> _Problem_: Reproduce each line bearing the word "content".

# Task data start

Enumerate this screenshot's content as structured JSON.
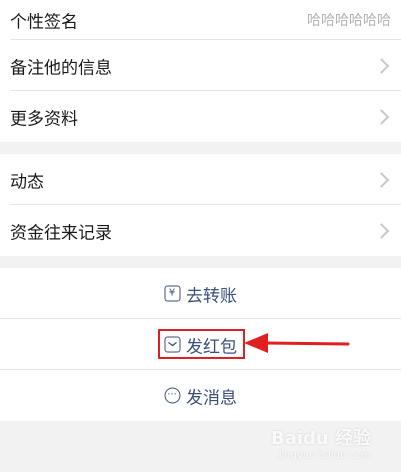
{
  "profile": {
    "signature": {
      "label": "个性签名",
      "value": "哈哈哈哈哈哈"
    },
    "remark": {
      "label": "备注他的信息"
    },
    "more_info": {
      "label": "更多资料"
    }
  },
  "activity": {
    "moments": {
      "label": "动态"
    },
    "fund_records": {
      "label": "资金往来记录"
    }
  },
  "actions": {
    "transfer": {
      "label": "去转账",
      "icon": "yuan-icon"
    },
    "red_packet": {
      "label": "发红包",
      "icon": "red-packet-icon"
    },
    "message": {
      "label": "发消息",
      "icon": "chat-bubble-icon"
    }
  },
  "annotation": {
    "highlight_color": "#e02020",
    "arrow_color": "#e02020"
  },
  "watermark": {
    "text": "Baidu 经验",
    "url": "jingyan.baidu.com"
  }
}
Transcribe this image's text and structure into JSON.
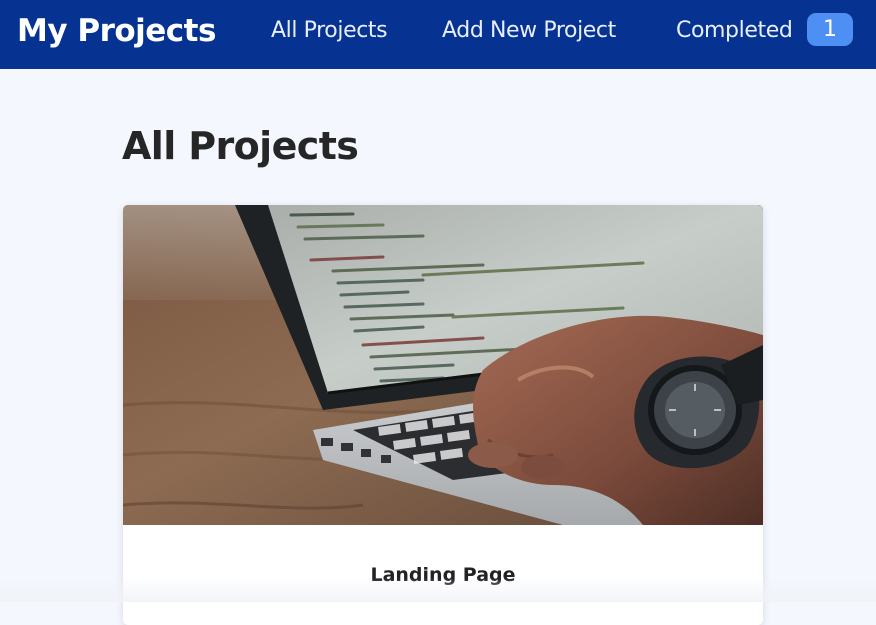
{
  "navbar": {
    "brand": "My Projects",
    "links": [
      {
        "label": "All Projects"
      },
      {
        "label": "Add New Project"
      },
      {
        "label": "Completed"
      }
    ],
    "completed_count": "1",
    "colors": {
      "background": "#063291",
      "badge": "#4d8ff2"
    }
  },
  "main": {
    "title": "All Projects",
    "projects": [
      {
        "title": "Landing Page",
        "image": "laptop-coding-photo"
      }
    ]
  },
  "colors": {
    "page_background": "#f4f7fe",
    "card_background": "#ffffff"
  }
}
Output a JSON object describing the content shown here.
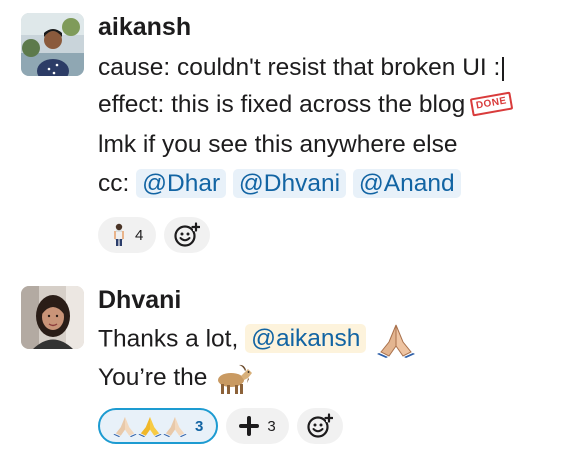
{
  "messages": [
    {
      "author": "aikansh",
      "lines": {
        "l1": "cause: couldn't resist that broken UI :",
        "l2": "effect: this is fixed across the blog",
        "l2_badge": "DONE",
        "l3": "lmk if you see this anywhere else",
        "l4_prefix": "cc:"
      },
      "mentions": [
        "@Dhar",
        "@Dhvani",
        "@Anand"
      ],
      "reactions": [
        {
          "emoji_name": "person-standing-icon",
          "count": "4"
        }
      ]
    },
    {
      "author": "Dhvani",
      "lines": {
        "l1_prefix": "Thanks a lot,",
        "l1_mention": "@aikansh",
        "l2": "You’re the"
      },
      "reactions": [
        {
          "emoji_name": "folded-hands-icon",
          "count": "3",
          "active": true
        },
        {
          "emoji_name": "heavy-plus-icon",
          "count": "3"
        }
      ]
    }
  ],
  "colors": {
    "mention_text": "#1264a3",
    "mention_bg": "#e8f1f9",
    "self_mention_bg": "#fdf3dc",
    "active_reaction_border": "#1d9bd1"
  }
}
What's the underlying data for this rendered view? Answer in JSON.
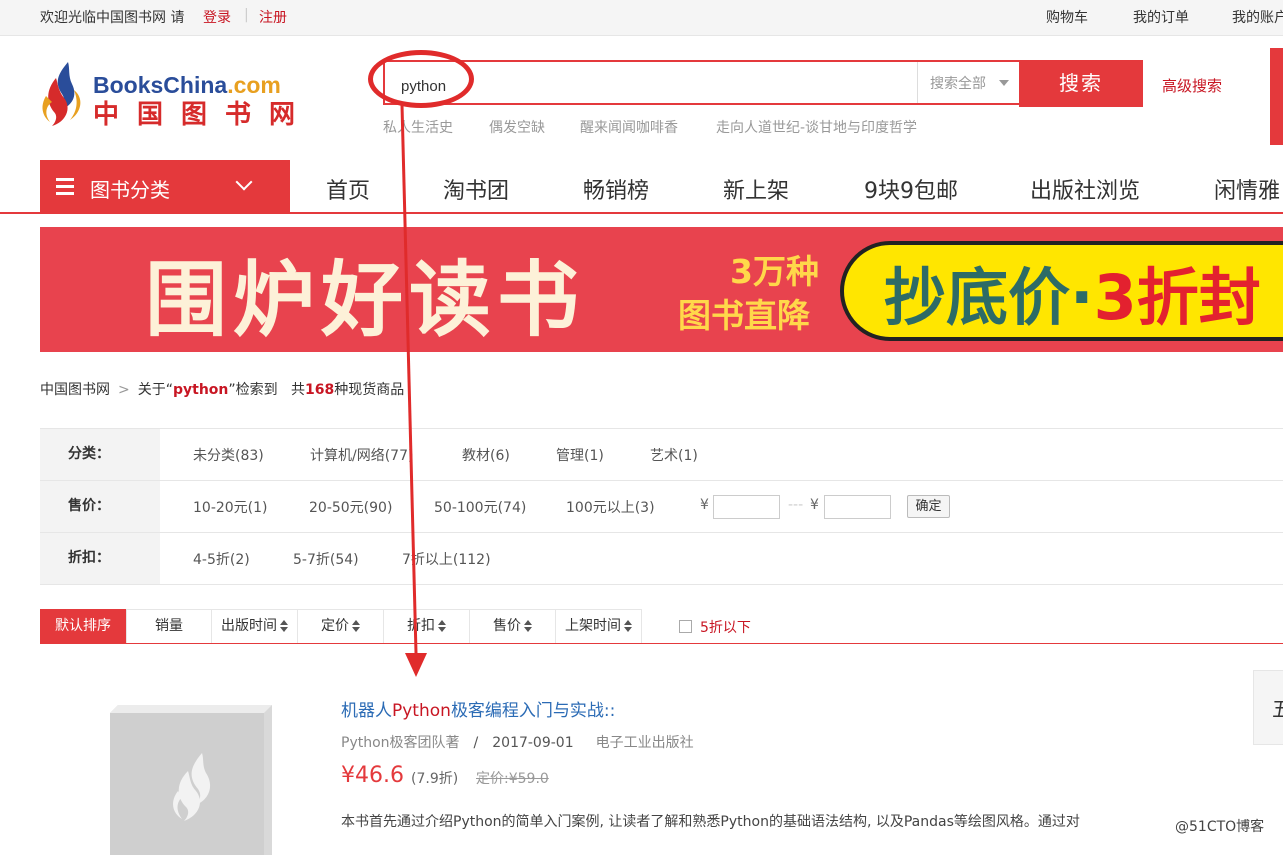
{
  "topbar": {
    "welcome": "欢迎光临中国图书网 请",
    "login": "登录",
    "divider": "|",
    "register": "注册",
    "cart": "购物车",
    "orders": "我的订单",
    "account": "我的账户"
  },
  "logo": {
    "english_main": "BooksChina",
    "english_dot": ".com",
    "chinese": "中国图书网"
  },
  "search": {
    "value": "python",
    "scope": "搜索全部",
    "button": "搜索",
    "advanced": "高级搜索",
    "hotwords": [
      "私人生活史",
      "偶发空缺",
      "醒来闻闻咖啡香",
      "走向人道世纪-谈甘地与印度哲学"
    ]
  },
  "nav": {
    "category_button": "图书分类",
    "items": [
      "首页",
      "淘书团",
      "畅销榜",
      "新上架",
      "9块9包邮",
      "出版社浏览",
      "闲情雅"
    ]
  },
  "banner": {
    "title": "围炉好读书",
    "sub1": "3万种",
    "sub2": "图书直降",
    "pill_a": "抄底价·",
    "pill_b": "3折封"
  },
  "breadcrumb": {
    "home": "中国图书网",
    "prefix": "关于“",
    "keyword": "python",
    "suffix": "”检索到",
    "total_prefix": "共",
    "count": "168",
    "total_suffix": "种现货商品"
  },
  "filters": {
    "category": {
      "label": "分类：",
      "options": [
        "未分类(83)",
        "计算机/网络(77)",
        "教材(6)",
        "管理(1)",
        "艺术(1)"
      ]
    },
    "price": {
      "label": "售价：",
      "options": [
        "10-20元(1)",
        "20-50元(90)",
        "50-100元(74)",
        "100元以上(3)"
      ],
      "currency": "¥",
      "range_sep": "---",
      "confirm": "确定"
    },
    "discount": {
      "label": "折扣：",
      "options": [
        "4-5折(2)",
        "5-7折(54)",
        "7折以上(112)"
      ]
    }
  },
  "sort": {
    "buttons": [
      "默认排序",
      "销量",
      "出版时间",
      "定价",
      "折扣",
      "售价",
      "上架时间"
    ],
    "checkbox_label": "5折以下"
  },
  "product": {
    "title_a": "机器人",
    "title_kw": "Python",
    "title_b": "极客编程入门与实战::",
    "author": "Python极客团队著",
    "slash": "/",
    "date": "2017-09-01",
    "publisher": "电子工业出版社",
    "price": "¥46.6",
    "discount": "(7.9折)",
    "list_price": "定价:¥59.0",
    "description": "本书首先通过介绍Python的简单入门案例, 让读者了解和熟悉Python的基础语法结构, 以及Pandas等绘图风格。通过对"
  },
  "side_panel": {
    "text": "五"
  },
  "watermark": "@51CTO博客",
  "colors": {
    "accent": "#e4393c",
    "link": "#2b6bb5",
    "annotation": "#e02b2b"
  }
}
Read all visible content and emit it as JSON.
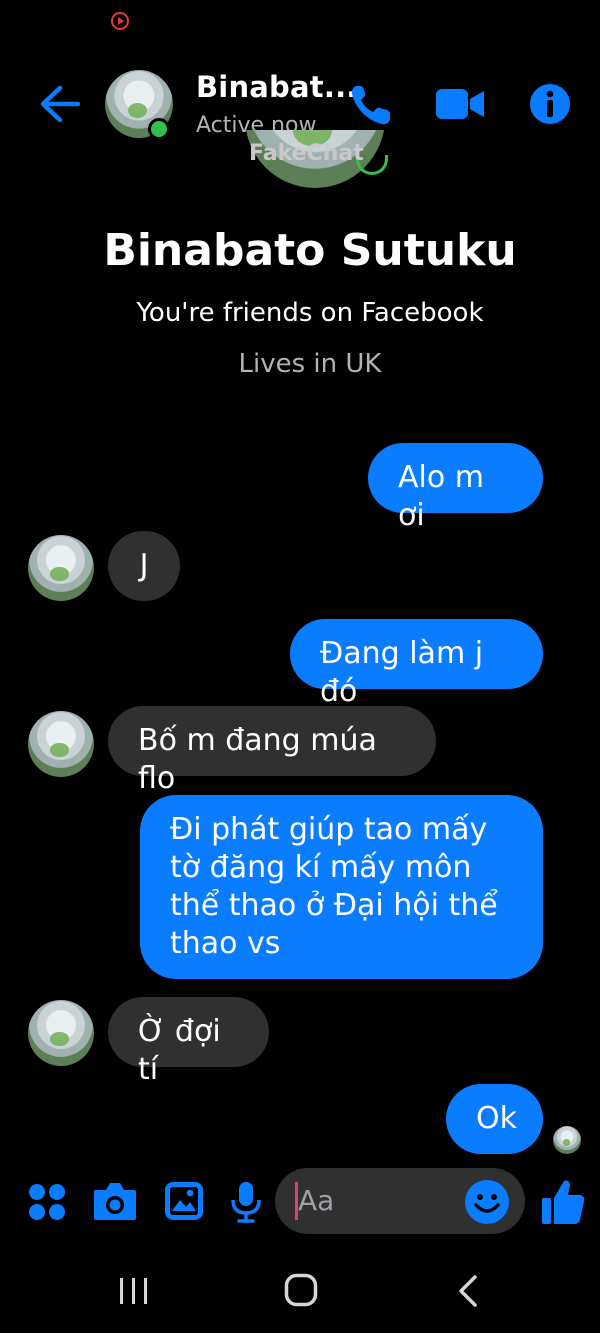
{
  "header": {
    "name": "Binabat...",
    "status": "Active now",
    "watermark": "FakeChat"
  },
  "profile": {
    "name": "Binabato Sutuku",
    "friends_text": "You're friends on Facebook",
    "lives_text": "Lives in UK"
  },
  "messages": [
    {
      "from": "me",
      "text": "Alo m ơi"
    },
    {
      "from": "them",
      "text": "J"
    },
    {
      "from": "me",
      "text": "Đang làm j đó"
    },
    {
      "from": "them",
      "text": "Bố m đang múa flo"
    },
    {
      "from": "me",
      "text": "Đi phát giúp tao mấy tờ đăng kí mấy môn thể thao ở Đại hội thể thao vs"
    },
    {
      "from": "them",
      "text": "Ờ đợi tí"
    },
    {
      "from": "me",
      "text": "Ok"
    }
  ],
  "composer": {
    "placeholder": "Aa"
  },
  "colors": {
    "accent": "#0a7cff",
    "incoming_bubble": "#303030",
    "online": "#31c24d",
    "background": "#000000"
  },
  "icons": [
    "back-arrow-icon",
    "phone-icon",
    "video-camera-icon",
    "info-icon",
    "apps-icon",
    "camera-icon",
    "gallery-icon",
    "microphone-icon",
    "emoji-icon",
    "thumbs-up-icon",
    "recents-icon",
    "home-icon",
    "back-chevron-icon"
  ]
}
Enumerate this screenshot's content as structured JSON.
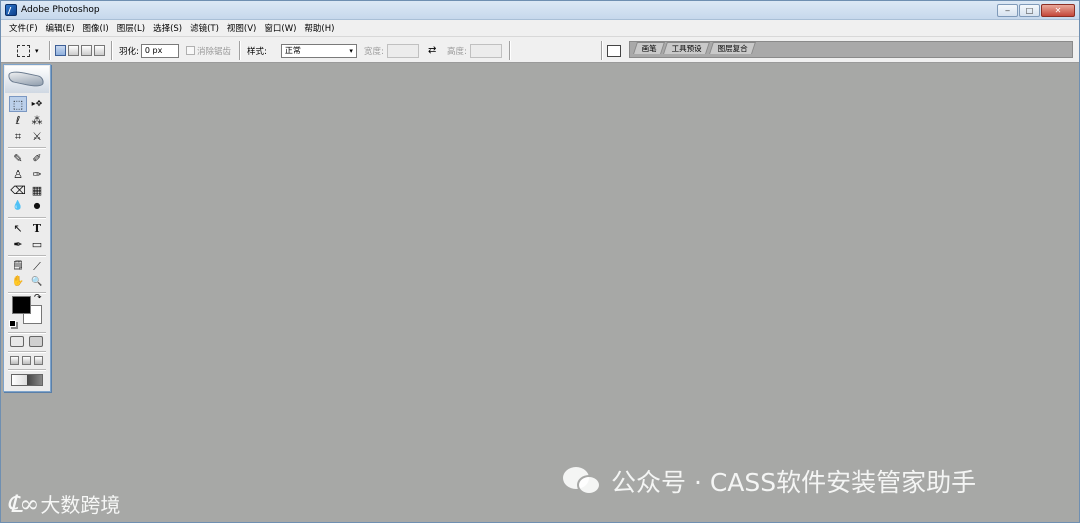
{
  "window": {
    "title": "Adobe Photoshop",
    "controls": {
      "minimize": "‒",
      "maximize": "□",
      "close": "✕"
    }
  },
  "menubar": {
    "items": [
      "文件(F)",
      "编辑(E)",
      "图像(I)",
      "图层(L)",
      "选择(S)",
      "滤镜(T)",
      "视图(V)",
      "窗口(W)",
      "帮助(H)"
    ]
  },
  "options": {
    "feather_label": "羽化:",
    "feather_value": "0 px",
    "antialias_label": "消除锯齿",
    "style_label": "样式:",
    "style_value": "正常",
    "width_label": "宽度:",
    "height_label": "高度:",
    "swap_icon": "⇄"
  },
  "palette_well": {
    "tabs": [
      "画笔",
      "工具预设",
      "图层复合"
    ]
  },
  "toolbox": {
    "icons": {
      "rect-marquee": "⬚",
      "move": "▸✥",
      "lasso": "ℓ",
      "magic-wand": "⁂",
      "crop": "⌗",
      "slice": "⚔",
      "healing": "✎",
      "brush": "✐",
      "stamp": "♙",
      "history-brush": "✑",
      "eraser": "⌫",
      "gradient": "▦",
      "blur": "💧",
      "dodge": "●",
      "path-select": "↖",
      "type": "T",
      "pen": "✒",
      "shape": "▭",
      "notes": "🗒",
      "eyedropper": "⟋",
      "hand": "✋",
      "zoom": "🔍",
      "swap": "↷"
    }
  },
  "colors": {
    "foreground": "#000000",
    "background": "#ffffff",
    "workspace": "#a7a8a6"
  },
  "watermarks": {
    "right": "公众号 · CASS软件安装管家助手",
    "left_mark": "℄∞",
    "left_text": "大数跨境"
  }
}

# Task data end

> _Worked solution_:
Enumerate this screenshot's content as structured JSON.
Output a JSON object describing the content shown here.
Read all visible content and emit it as JSON.
Enumerate this screenshot's content as structured JSON.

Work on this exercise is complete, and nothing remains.